>>>>
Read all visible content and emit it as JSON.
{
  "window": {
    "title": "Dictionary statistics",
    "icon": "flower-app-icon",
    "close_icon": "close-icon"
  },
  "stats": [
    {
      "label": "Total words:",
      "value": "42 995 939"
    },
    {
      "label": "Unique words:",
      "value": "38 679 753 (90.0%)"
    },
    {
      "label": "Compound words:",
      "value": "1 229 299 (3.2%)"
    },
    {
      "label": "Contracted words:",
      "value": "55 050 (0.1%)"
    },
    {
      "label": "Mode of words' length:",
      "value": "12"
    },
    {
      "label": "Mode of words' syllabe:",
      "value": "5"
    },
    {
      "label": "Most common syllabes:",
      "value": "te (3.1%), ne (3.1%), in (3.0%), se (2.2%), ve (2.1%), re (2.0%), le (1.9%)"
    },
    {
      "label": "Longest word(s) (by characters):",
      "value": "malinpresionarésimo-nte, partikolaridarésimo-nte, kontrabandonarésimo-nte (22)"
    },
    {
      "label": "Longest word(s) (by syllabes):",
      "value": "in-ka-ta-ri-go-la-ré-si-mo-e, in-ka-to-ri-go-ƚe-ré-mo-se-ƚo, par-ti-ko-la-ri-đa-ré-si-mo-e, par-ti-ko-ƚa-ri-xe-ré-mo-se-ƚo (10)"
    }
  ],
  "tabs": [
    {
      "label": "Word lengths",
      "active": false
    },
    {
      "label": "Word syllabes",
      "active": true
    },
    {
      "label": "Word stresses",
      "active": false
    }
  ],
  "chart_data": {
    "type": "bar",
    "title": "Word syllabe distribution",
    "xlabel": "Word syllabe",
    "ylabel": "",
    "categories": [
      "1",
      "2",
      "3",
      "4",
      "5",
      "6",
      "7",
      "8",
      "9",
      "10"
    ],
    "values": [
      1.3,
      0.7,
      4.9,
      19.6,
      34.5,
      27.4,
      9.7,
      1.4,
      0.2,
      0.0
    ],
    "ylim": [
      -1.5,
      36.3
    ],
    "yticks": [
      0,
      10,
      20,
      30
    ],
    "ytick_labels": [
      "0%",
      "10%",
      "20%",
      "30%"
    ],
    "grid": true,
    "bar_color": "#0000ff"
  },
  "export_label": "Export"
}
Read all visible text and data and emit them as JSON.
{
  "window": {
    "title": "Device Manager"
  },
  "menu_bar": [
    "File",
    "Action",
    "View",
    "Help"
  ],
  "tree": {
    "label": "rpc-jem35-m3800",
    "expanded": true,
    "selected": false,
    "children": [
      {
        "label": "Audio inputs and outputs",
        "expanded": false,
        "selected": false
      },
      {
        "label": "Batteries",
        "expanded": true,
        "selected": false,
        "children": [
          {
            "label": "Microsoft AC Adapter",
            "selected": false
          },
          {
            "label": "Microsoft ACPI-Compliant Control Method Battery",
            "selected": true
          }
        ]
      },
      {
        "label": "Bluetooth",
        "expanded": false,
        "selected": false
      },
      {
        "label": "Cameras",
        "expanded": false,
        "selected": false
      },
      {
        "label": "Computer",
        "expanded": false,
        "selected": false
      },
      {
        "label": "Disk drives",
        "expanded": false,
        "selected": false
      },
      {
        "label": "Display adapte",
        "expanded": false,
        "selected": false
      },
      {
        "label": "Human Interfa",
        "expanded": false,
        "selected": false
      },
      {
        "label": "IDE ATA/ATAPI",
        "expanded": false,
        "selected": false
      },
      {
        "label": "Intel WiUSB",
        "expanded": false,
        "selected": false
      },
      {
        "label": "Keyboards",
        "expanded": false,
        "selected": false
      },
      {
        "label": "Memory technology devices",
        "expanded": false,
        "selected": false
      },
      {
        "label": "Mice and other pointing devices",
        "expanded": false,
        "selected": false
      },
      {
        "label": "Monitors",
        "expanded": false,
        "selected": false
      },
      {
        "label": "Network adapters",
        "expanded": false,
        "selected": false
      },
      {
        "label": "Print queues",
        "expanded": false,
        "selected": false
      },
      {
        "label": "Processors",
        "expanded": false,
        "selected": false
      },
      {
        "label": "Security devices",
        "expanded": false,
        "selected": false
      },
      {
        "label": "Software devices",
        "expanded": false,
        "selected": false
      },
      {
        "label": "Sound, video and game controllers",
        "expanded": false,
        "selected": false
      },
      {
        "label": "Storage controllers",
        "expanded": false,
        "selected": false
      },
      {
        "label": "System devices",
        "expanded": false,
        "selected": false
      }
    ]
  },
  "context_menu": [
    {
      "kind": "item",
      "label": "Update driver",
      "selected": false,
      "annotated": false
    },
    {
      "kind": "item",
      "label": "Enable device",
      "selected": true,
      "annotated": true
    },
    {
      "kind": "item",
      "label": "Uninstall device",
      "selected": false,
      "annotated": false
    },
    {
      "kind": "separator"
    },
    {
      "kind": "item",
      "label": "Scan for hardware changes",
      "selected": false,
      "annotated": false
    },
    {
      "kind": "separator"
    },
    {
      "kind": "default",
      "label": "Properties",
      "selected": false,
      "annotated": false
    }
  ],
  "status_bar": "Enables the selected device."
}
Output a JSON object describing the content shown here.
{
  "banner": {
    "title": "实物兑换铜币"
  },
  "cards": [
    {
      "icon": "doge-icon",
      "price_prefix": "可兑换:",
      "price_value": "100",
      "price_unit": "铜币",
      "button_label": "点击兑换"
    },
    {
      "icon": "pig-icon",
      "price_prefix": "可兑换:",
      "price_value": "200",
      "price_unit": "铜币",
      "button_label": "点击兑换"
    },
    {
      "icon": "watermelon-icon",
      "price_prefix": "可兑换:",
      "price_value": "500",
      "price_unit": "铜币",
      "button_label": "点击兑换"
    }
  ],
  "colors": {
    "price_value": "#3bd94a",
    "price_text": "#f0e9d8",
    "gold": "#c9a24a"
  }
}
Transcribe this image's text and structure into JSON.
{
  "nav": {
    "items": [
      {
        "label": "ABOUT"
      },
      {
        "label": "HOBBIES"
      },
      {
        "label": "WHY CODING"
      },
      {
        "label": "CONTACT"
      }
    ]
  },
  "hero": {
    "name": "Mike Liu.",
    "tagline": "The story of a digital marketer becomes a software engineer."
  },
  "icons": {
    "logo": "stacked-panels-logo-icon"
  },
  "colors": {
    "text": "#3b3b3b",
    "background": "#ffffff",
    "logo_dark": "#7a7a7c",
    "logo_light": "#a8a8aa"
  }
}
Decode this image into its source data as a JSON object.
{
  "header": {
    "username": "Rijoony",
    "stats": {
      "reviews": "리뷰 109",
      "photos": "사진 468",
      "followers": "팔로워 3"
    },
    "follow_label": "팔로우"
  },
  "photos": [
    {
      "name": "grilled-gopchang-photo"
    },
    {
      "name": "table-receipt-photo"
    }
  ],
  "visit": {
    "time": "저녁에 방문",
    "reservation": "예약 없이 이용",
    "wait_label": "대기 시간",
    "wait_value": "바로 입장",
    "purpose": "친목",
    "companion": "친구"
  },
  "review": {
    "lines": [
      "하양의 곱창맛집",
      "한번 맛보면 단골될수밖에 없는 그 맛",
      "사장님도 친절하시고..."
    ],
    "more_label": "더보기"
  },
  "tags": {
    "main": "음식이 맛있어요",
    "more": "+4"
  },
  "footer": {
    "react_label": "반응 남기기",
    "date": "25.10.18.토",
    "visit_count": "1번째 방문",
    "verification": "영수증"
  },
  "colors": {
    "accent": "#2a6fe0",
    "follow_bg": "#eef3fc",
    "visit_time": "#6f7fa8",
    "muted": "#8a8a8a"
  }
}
<<<<
#### WRITTEN TASK
Reproduce each record shown above without altering a single word.

#### EXPECTED OUTPUT
Read all visible content and emit it as JSON.
{
  "window": {
    "title": "Dictionary statistics",
    "icon": "flower-app-icon",
    "close_icon": "close-icon"
  },
  "stats": [
    {
      "label": "Total words:",
      "value": "42 995 939"
    },
    {
      "label": "Unique words:",
      "value": "38 679 753 (90.0%)"
    },
    {
      "label": "Compound words:",
      "value": "1 229 299 (3.2%)"
    },
    {
      "label": "Contracted words:",
      "value": "55 050 (0.1%)"
    },
    {
      "label": "Mode of words' length:",
      "value": "12"
    },
    {
      "label": "Mode of words' syllabe:",
      "value": "5"
    },
    {
      "label": "Most common syllabes:",
      "value": "te (3.1%), ne (3.1%), in (3.0%), se (2.2%), ve (2.1%), re (2.0%), le (1.9%)"
    },
    {
      "label": "Longest word(s) (by characters):",
      "value": "malinpresionarésimo-nte, partikolaridarésimo-nte, kontrabandonarésimo-nte (22)"
    },
    {
      "label": "Longest word(s) (by syllabes):",
      "value": "in-ka-ta-ri-go-la-ré-si-mo-e, in-ka-to-ri-go-ƚe-ré-mo-se-ƚo, par-ti-ko-la-ri-đa-ré-si-mo-e, par-ti-ko-ƚa-ri-xe-ré-mo-se-ƚo (10)"
    }
  ],
  "tabs": [
    {
      "label": "Word lengths",
      "active": false
    },
    {
      "label": "Word syllabes",
      "active": true
    },
    {
      "label": "Word stresses",
      "active": false
    }
  ],
  "chart_data": {
    "type": "bar",
    "title": "Word syllabe distribution",
    "xlabel": "Word syllabe",
    "ylabel": "",
    "categories": [
      "1",
      "2",
      "3",
      "4",
      "5",
      "6",
      "7",
      "8",
      "9",
      "10"
    ],
    "values": [
      1.3,
      0.7,
      4.9,
      19.6,
      34.5,
      27.4,
      9.7,
      1.4,
      0.2,
      0.0
    ],
    "ylim": [
      -1.5,
      36.3
    ],
    "yticks": [
      0,
      10,
      20,
      30
    ],
    "ytick_labels": [
      "0%",
      "10%",
      "20%",
      "30%"
    ],
    "grid": true,
    "bar_color": "#0000ff"
  },
  "export_label": "Export"
}
Read all visible text and data and emit them as JSON.
{
  "window": {
    "title": "Device Manager"
  },
  "menu_bar": [
    "File",
    "Action",
    "View",
    "Help"
  ],
  "tree": {
    "label": "rpc-jem35-m3800",
    "expanded": true,
    "selected": false,
    "children": [
      {
        "label": "Audio inputs and outputs",
        "expanded": false,
        "selected": false
      },
      {
        "label": "Batteries",
        "expanded": true,
        "selected": false,
        "children": [
          {
            "label": "Microsoft AC Adapter",
            "selected": false
          },
          {
            "label": "Microsoft ACPI-Compliant Control Method Battery",
            "selected": true
          }
        ]
      },
      {
        "label": "Bluetooth",
        "expanded": false,
        "selected": false
      },
      {
        "label": "Cameras",
        "expanded": false,
        "selected": false
      },
      {
        "label": "Computer",
        "expanded": false,
        "selected": false
      },
      {
        "label": "Disk drives",
        "expanded": false,
        "selected": false
      },
      {
        "label": "Display adapte",
        "expanded": false,
        "selected": false
      },
      {
        "label": "Human Interfa",
        "expanded": false,
        "selected": false
      },
      {
        "label": "IDE ATA/ATAPI",
        "expanded": false,
        "selected": false
      },
      {
        "label": "Intel WiUSB",
        "expanded": false,
        "selected": false
      },
      {
        "label": "Keyboards",
        "expanded": false,
        "selected": false
      },
      {
        "label": "Memory technology devices",
        "expanded": false,
        "selected": false
      },
      {
        "label": "Mice and other pointing devices",
        "expanded": false,
        "selected": false
      },
      {
        "label": "Monitors",
        "expanded": false,
        "selected": false
      },
      {
        "label": "Network adapters",
        "expanded": false,
        "selected": false
      },
      {
        "label": "Print queues",
        "expanded": false,
        "selected": false
      },
      {
        "label": "Processors",
        "expanded": false,
        "selected": false
      },
      {
        "label": "Security devices",
        "expanded": false,
        "selected": false
      },
      {
        "label": "Software devices",
        "expanded": false,
        "selected": false
      },
      {
        "label": "Sound, video and game controllers",
        "expanded": false,
        "selected": false
      },
      {
        "label": "Storage controllers",
        "expanded": false,
        "selected": false
      },
      {
        "label": "System devices",
        "expanded": false,
        "selected": false
      }
    ]
  },
  "context_menu": [
    {
      "kind": "item",
      "label": "Update driver",
      "selected": false,
      "annotated": false
    },
    {
      "kind": "item",
      "label": "Enable device",
      "selected": true,
      "annotated": true
    },
    {
      "kind": "item",
      "label": "Uninstall device",
      "selected": false,
      "annotated": false
    },
    {
      "kind": "separator"
    },
    {
      "kind": "item",
      "label": "Scan for hardware changes",
      "selected": false,
      "annotated": false
    },
    {
      "kind": "separator"
    },
    {
      "kind": "default",
      "label": "Properties",
      "selected": false,
      "annotated": false
    }
  ],
  "status_bar": "Enables the selected device."
}
Output a JSON object describing the content shown here.
{
  "banner": {
    "title": "实物兑换铜币"
  },
  "cards": [
    {
      "icon": "doge-icon",
      "price_prefix": "可兑换:",
      "price_value": "100",
      "price_unit": "铜币",
      "button_label": "点击兑换"
    },
    {
      "icon": "pig-icon",
      "price_prefix": "可兑换:",
      "price_value": "200",
      "price_unit": "铜币",
      "button_label": "点击兑换"
    },
    {
      "icon": "watermelon-icon",
      "price_prefix": "可兑换:",
      "price_value": "500",
      "price_unit": "铜币",
      "button_label": "点击兑换"
    }
  ],
  "colors": {
    "price_value": "#3bd94a",
    "price_text": "#f0e9d8",
    "gold": "#c9a24a"
  }
}
Transcribe this image's text and structure into JSON.
{
  "nav": {
    "items": [
      {
        "label": "ABOUT"
      },
      {
        "label": "HOBBIES"
      },
      {
        "label": "WHY CODING"
      },
      {
        "label": "CONTACT"
      }
    ]
  },
  "hero": {
    "name": "Mike Liu.",
    "tagline": "The story of a digital marketer becomes a software engineer."
  },
  "icons": {
    "logo": "stacked-panels-logo-icon"
  },
  "colors": {
    "text": "#3b3b3b",
    "background": "#ffffff",
    "logo_dark": "#7a7a7c",
    "logo_light": "#a8a8aa"
  }
}
Decode this image into its source data as a JSON object.
{
  "header": {
    "username": "Rijoony",
    "stats": {
      "reviews": "리뷰 109",
      "photos": "사진 468",
      "followers": "팔로워 3"
    },
    "follow_label": "팔로우"
  },
  "photos": [
    {
      "name": "grilled-gopchang-photo"
    },
    {
      "name": "table-receipt-photo"
    }
  ],
  "visit": {
    "time": "저녁에 방문",
    "reservation": "예약 없이 이용",
    "wait_label": "대기 시간",
    "wait_value": "바로 입장",
    "purpose": "친목",
    "companion": "친구"
  },
  "review": {
    "lines": [
      "하양의 곱창맛집",
      "한번 맛보면 단골될수밖에 없는 그 맛",
      "사장님도 친절하시고..."
    ],
    "more_label": "더보기"
  },
  "tags": {
    "main": "음식이 맛있어요",
    "more": "+4"
  },
  "footer": {
    "react_label": "반응 남기기",
    "date": "25.10.18.토",
    "visit_count": "1번째 방문",
    "verification": "영수증"
  },
  "colors": {
    "accent": "#2a6fe0",
    "follow_bg": "#eef3fc",
    "visit_time": "#6f7fa8",
    "muted": "#8a8a8a"
  }
}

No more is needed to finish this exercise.